** Begin **

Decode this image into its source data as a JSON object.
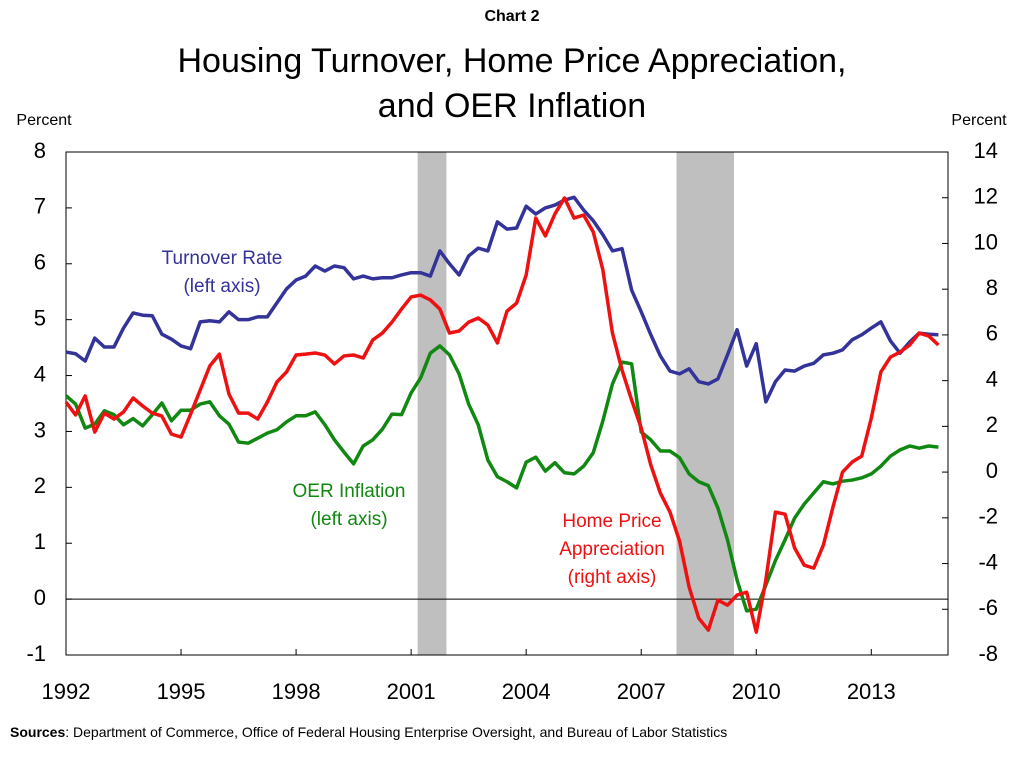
{
  "chart_data": {
    "type": "line",
    "chart_label": "Chart 2",
    "title": [
      "Housing Turnover, Home Price Appreciation,",
      "and OER Inflation"
    ],
    "y_label": "Percent",
    "y2_label": "Percent",
    "source_label": "Sources",
    "source_text": ": Department of Commerce, Office of Federal Housing Enterprise Oversight, and Bureau of Labor Statistics",
    "xlim": [
      1992,
      2015
    ],
    "xticks": [
      1992,
      1995,
      1998,
      2001,
      2004,
      2007,
      2010,
      2013
    ],
    "ylim": [
      -1,
      8
    ],
    "yticks": [
      -1,
      0,
      1,
      2,
      3,
      4,
      5,
      6,
      7,
      8
    ],
    "y2lim": [
      -8,
      14
    ],
    "y2ticks": [
      -8,
      -6,
      -4,
      -2,
      0,
      2,
      4,
      6,
      8,
      10,
      12,
      14
    ],
    "recessions": [
      [
        2001.17,
        2001.92
      ],
      [
        2007.92,
        2009.42
      ]
    ],
    "recession_color": "#bfbfbf",
    "x": [
      1992,
      1992.25,
      1992.5,
      1992.75,
      1993,
      1993.25,
      1993.5,
      1993.75,
      1994,
      1994.25,
      1994.5,
      1994.75,
      1995,
      1995.25,
      1995.5,
      1995.75,
      1996,
      1996.25,
      1996.5,
      1996.75,
      1997,
      1997.25,
      1997.5,
      1997.75,
      1998,
      1998.25,
      1998.5,
      1998.75,
      1999,
      1999.25,
      1999.5,
      1999.75,
      2000,
      2000.25,
      2000.5,
      2000.75,
      2001,
      2001.25,
      2001.5,
      2001.75,
      2002,
      2002.25,
      2002.5,
      2002.75,
      2003,
      2003.25,
      2003.5,
      2003.75,
      2004,
      2004.25,
      2004.5,
      2004.75,
      2005,
      2005.25,
      2005.5,
      2005.75,
      2006,
      2006.25,
      2006.5,
      2006.75,
      2007,
      2007.25,
      2007.5,
      2007.75,
      2008,
      2008.25,
      2008.5,
      2008.75,
      2009,
      2009.25,
      2009.5,
      2009.75,
      2010,
      2010.25,
      2010.5,
      2010.75,
      2011,
      2011.25,
      2011.5,
      2011.75,
      2012,
      2012.25,
      2012.5,
      2012.75,
      2013,
      2013.25,
      2013.5,
      2013.75,
      2014,
      2014.25,
      2014.5,
      2014.75
    ],
    "series": [
      {
        "name": "Turnover Rate",
        "color": "#333399",
        "axis": "y",
        "values": [
          4.42,
          4.39,
          4.26,
          4.67,
          4.51,
          4.51,
          4.85,
          5.12,
          5.08,
          5.07,
          4.74,
          4.65,
          4.53,
          4.48,
          4.96,
          4.98,
          4.96,
          5.14,
          5.0,
          5.0,
          5.05,
          5.05,
          5.3,
          5.55,
          5.71,
          5.78,
          5.96,
          5.87,
          5.96,
          5.93,
          5.73,
          5.78,
          5.73,
          5.75,
          5.75,
          5.8,
          5.84,
          5.84,
          5.78,
          6.23,
          6.0,
          5.8,
          6.14,
          6.28,
          6.23,
          6.75,
          6.62,
          6.64,
          7.03,
          6.89,
          7.0,
          7.05,
          7.14,
          7.19,
          6.96,
          6.77,
          6.52,
          6.23,
          6.27,
          5.53,
          5.14,
          4.73,
          4.35,
          4.08,
          4.03,
          4.12,
          3.89,
          3.85,
          3.94,
          4.37,
          4.82,
          4.17,
          4.57,
          3.53,
          3.89,
          4.1,
          4.08,
          4.17,
          4.22,
          4.37,
          4.4,
          4.46,
          4.64,
          4.73,
          4.85,
          4.96,
          4.62,
          4.4,
          4.6,
          4.76,
          4.74,
          4.73
        ]
      },
      {
        "name": "OER Inflation",
        "color": "#118811",
        "axis": "y",
        "values": [
          3.64,
          3.49,
          3.06,
          3.13,
          3.37,
          3.3,
          3.12,
          3.23,
          3.1,
          3.3,
          3.51,
          3.19,
          3.38,
          3.38,
          3.49,
          3.53,
          3.28,
          3.13,
          2.81,
          2.79,
          2.88,
          2.97,
          3.03,
          3.17,
          3.28,
          3.28,
          3.35,
          3.12,
          2.85,
          2.63,
          2.42,
          2.74,
          2.85,
          3.04,
          3.31,
          3.3,
          3.69,
          3.96,
          4.4,
          4.53,
          4.37,
          4.03,
          3.49,
          3.12,
          2.49,
          2.19,
          2.1,
          1.99,
          2.45,
          2.54,
          2.29,
          2.44,
          2.26,
          2.24,
          2.38,
          2.62,
          3.19,
          3.85,
          4.24,
          4.21,
          2.99,
          2.85,
          2.65,
          2.65,
          2.53,
          2.24,
          2.1,
          2.03,
          1.63,
          1.06,
          0.34,
          -0.21,
          -0.18,
          0.25,
          0.69,
          1.06,
          1.45,
          1.7,
          1.9,
          2.1,
          2.06,
          2.11,
          2.13,
          2.17,
          2.24,
          2.38,
          2.56,
          2.67,
          2.74,
          2.7,
          2.74,
          2.72
        ]
      },
      {
        "name": "Home Price Appreciation",
        "color": "#ee1111",
        "axis": "y2",
        "values": [
          3.06,
          2.5,
          3.33,
          1.75,
          2.58,
          2.32,
          2.63,
          3.24,
          2.89,
          2.58,
          2.45,
          1.66,
          1.53,
          2.54,
          3.59,
          4.64,
          5.16,
          3.41,
          2.58,
          2.58,
          2.32,
          3.06,
          3.94,
          4.38,
          5.12,
          5.16,
          5.21,
          5.12,
          4.73,
          5.08,
          5.12,
          4.99,
          5.78,
          6.08,
          6.56,
          7.13,
          7.66,
          7.74,
          7.53,
          7.13,
          6.08,
          6.17,
          6.56,
          6.74,
          6.43,
          5.65,
          7.04,
          7.39,
          8.62,
          11.11,
          10.33,
          11.29,
          11.99,
          11.11,
          11.24,
          10.5,
          8.84,
          6.08,
          4.46,
          3.15,
          1.93,
          0.31,
          -0.92,
          -1.75,
          -3.02,
          -5.03,
          -6.39,
          -6.91,
          -5.6,
          -5.82,
          -5.38,
          -5.25,
          -7.0,
          -4.72,
          -1.75,
          -1.84,
          -3.32,
          -4.07,
          -4.2,
          -3.19,
          -1.53,
          0.0,
          0.44,
          0.7,
          2.36,
          4.38,
          5.03,
          5.25,
          5.56,
          6.08,
          5.95,
          5.56
        ]
      }
    ],
    "annotations": [
      {
        "series": 0,
        "lines": [
          "Turnover Rate",
          "(left axis)"
        ]
      },
      {
        "series": 1,
        "lines": [
          "OER Inflation",
          "(left axis)"
        ]
      },
      {
        "series": 2,
        "lines": [
          "Home Price",
          "Appreciation",
          "(right axis)"
        ]
      }
    ]
  }
}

** End **

In the records above, locate every line with the string "Appreciation" and copy it.

The solution
      "Housing Turnover, Home Price Appreciation,",
        "name": "Home Price Appreciation",
          "Appreciation",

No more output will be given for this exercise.